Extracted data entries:
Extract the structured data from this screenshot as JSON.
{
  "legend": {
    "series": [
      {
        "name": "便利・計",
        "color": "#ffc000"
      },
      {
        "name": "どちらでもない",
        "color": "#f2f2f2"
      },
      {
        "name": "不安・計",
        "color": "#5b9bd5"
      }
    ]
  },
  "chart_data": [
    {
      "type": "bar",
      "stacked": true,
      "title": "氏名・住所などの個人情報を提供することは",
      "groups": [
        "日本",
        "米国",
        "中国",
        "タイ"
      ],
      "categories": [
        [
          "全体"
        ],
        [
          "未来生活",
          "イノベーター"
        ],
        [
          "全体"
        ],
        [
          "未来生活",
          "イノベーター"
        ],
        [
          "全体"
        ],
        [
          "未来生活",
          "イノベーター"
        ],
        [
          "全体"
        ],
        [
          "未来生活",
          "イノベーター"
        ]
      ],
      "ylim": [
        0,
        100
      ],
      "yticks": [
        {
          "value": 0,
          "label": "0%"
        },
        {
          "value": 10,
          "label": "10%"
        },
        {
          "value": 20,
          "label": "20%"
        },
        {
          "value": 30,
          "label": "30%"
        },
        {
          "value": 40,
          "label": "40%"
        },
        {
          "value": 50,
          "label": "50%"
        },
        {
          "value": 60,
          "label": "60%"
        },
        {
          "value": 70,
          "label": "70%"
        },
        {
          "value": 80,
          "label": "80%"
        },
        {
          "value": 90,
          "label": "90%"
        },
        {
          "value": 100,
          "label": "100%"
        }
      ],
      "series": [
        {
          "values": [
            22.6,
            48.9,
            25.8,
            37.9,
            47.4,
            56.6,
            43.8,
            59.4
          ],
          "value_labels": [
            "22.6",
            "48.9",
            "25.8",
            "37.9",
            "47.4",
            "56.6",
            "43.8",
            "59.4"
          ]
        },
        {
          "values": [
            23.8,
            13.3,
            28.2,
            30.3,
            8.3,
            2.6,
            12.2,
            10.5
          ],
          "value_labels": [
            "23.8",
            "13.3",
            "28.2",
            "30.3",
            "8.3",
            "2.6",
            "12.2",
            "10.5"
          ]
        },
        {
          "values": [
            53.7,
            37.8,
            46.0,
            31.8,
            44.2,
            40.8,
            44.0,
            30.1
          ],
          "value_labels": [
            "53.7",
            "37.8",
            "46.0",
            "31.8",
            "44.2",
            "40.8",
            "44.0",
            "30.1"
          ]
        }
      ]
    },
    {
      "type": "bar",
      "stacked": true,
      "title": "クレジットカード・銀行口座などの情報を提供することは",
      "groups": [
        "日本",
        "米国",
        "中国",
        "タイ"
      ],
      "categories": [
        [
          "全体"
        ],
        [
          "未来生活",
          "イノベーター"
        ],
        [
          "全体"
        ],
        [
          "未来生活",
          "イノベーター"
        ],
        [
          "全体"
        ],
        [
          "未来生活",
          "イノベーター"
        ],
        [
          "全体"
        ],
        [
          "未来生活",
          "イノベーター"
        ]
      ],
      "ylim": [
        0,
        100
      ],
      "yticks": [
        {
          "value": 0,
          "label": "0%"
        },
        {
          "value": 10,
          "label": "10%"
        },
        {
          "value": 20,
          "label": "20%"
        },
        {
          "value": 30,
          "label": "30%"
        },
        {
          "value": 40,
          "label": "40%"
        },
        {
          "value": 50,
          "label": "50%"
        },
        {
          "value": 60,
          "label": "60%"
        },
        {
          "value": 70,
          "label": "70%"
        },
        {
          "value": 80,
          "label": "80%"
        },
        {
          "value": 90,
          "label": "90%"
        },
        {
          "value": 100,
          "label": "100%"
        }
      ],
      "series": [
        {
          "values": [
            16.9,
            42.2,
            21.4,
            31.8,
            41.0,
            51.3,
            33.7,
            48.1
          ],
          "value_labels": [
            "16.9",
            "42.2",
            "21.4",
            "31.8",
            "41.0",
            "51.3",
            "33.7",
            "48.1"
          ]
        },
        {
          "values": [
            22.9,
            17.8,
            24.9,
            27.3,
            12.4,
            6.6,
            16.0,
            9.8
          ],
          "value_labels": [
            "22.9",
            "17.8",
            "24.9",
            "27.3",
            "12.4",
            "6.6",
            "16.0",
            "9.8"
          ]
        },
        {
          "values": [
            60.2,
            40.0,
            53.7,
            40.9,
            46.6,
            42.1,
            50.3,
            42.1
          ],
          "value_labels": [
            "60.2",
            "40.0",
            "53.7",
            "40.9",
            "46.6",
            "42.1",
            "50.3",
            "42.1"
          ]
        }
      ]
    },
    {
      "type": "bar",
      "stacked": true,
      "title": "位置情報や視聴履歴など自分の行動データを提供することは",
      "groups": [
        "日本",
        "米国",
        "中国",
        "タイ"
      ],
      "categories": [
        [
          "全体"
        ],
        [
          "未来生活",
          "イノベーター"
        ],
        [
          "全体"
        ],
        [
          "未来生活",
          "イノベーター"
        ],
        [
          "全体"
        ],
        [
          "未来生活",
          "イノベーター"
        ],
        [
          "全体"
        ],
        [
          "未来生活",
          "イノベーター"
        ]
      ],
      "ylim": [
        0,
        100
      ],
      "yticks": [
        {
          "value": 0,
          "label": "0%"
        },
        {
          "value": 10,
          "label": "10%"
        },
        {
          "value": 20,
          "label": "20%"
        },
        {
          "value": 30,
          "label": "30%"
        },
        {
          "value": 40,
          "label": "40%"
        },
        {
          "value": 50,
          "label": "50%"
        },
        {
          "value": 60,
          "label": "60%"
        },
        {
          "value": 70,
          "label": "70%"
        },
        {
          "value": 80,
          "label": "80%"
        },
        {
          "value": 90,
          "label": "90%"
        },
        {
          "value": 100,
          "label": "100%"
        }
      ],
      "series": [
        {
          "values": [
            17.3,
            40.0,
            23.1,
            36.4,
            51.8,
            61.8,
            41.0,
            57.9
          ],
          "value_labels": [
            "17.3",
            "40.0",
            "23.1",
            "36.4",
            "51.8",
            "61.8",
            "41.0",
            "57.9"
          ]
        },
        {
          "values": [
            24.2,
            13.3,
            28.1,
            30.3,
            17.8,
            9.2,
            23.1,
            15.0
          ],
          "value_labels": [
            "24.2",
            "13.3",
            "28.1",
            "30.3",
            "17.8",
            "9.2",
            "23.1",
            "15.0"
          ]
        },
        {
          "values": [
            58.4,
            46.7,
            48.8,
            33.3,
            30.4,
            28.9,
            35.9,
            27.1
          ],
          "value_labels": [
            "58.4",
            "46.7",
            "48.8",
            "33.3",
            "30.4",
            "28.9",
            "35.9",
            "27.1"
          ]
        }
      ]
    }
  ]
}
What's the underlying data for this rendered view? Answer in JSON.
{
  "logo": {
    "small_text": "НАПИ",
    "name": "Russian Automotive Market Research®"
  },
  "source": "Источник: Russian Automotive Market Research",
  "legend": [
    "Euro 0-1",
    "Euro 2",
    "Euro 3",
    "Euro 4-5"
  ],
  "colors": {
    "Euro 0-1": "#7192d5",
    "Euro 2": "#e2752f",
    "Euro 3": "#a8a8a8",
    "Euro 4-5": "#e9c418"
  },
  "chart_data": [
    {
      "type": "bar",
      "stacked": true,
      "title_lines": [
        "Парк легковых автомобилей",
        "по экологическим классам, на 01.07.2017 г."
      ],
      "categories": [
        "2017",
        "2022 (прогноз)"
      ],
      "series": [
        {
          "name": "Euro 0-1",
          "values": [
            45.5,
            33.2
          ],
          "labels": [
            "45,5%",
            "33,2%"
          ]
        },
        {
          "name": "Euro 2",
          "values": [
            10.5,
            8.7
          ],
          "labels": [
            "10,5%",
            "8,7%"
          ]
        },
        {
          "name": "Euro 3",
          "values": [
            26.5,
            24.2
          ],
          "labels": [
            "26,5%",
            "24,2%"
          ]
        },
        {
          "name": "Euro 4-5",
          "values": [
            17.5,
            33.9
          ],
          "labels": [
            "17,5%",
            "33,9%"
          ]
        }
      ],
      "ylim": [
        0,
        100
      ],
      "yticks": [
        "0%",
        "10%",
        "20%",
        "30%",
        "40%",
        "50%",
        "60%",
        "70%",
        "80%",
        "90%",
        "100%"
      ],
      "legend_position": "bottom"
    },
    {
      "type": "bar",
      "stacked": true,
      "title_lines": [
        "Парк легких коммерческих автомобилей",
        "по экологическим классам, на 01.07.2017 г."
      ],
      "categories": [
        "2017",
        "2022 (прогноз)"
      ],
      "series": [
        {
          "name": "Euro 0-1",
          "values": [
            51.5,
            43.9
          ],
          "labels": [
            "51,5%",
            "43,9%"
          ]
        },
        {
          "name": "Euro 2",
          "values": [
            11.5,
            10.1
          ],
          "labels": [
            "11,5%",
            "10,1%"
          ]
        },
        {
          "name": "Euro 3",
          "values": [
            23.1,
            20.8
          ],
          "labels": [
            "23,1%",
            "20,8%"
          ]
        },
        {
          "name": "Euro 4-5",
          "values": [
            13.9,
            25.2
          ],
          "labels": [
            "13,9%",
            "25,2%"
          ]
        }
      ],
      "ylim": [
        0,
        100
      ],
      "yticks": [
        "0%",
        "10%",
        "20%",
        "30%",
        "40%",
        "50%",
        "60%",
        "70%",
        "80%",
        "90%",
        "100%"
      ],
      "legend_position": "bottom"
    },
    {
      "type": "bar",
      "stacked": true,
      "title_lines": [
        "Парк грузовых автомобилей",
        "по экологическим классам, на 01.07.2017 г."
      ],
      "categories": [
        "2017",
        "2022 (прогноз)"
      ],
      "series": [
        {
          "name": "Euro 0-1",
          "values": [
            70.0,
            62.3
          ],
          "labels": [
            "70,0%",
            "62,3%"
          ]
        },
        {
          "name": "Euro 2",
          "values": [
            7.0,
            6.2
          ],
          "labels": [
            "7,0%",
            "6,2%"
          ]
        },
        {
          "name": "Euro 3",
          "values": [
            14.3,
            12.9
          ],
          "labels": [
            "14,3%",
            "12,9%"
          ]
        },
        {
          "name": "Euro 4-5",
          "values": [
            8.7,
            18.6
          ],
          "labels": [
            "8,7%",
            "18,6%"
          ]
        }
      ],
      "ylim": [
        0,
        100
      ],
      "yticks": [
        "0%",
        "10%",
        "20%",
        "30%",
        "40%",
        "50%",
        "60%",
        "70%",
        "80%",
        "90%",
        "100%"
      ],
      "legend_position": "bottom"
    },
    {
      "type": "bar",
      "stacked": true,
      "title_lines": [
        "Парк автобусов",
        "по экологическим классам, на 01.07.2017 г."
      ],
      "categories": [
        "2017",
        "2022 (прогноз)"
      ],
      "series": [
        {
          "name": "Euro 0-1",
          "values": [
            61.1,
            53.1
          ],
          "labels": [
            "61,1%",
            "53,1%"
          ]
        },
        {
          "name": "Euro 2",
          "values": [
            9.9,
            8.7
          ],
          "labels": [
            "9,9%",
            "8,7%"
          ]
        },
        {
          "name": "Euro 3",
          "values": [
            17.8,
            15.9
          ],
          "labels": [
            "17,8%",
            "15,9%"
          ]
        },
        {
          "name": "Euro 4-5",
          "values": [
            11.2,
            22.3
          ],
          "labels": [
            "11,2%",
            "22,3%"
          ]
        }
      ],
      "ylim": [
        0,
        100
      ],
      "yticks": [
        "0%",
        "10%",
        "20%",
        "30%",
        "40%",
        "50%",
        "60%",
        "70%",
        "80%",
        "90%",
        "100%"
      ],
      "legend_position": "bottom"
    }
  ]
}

> [What to do]: Among the lines above, count those containing the word "Research" and give nothing but the result.

> [Written response]: 2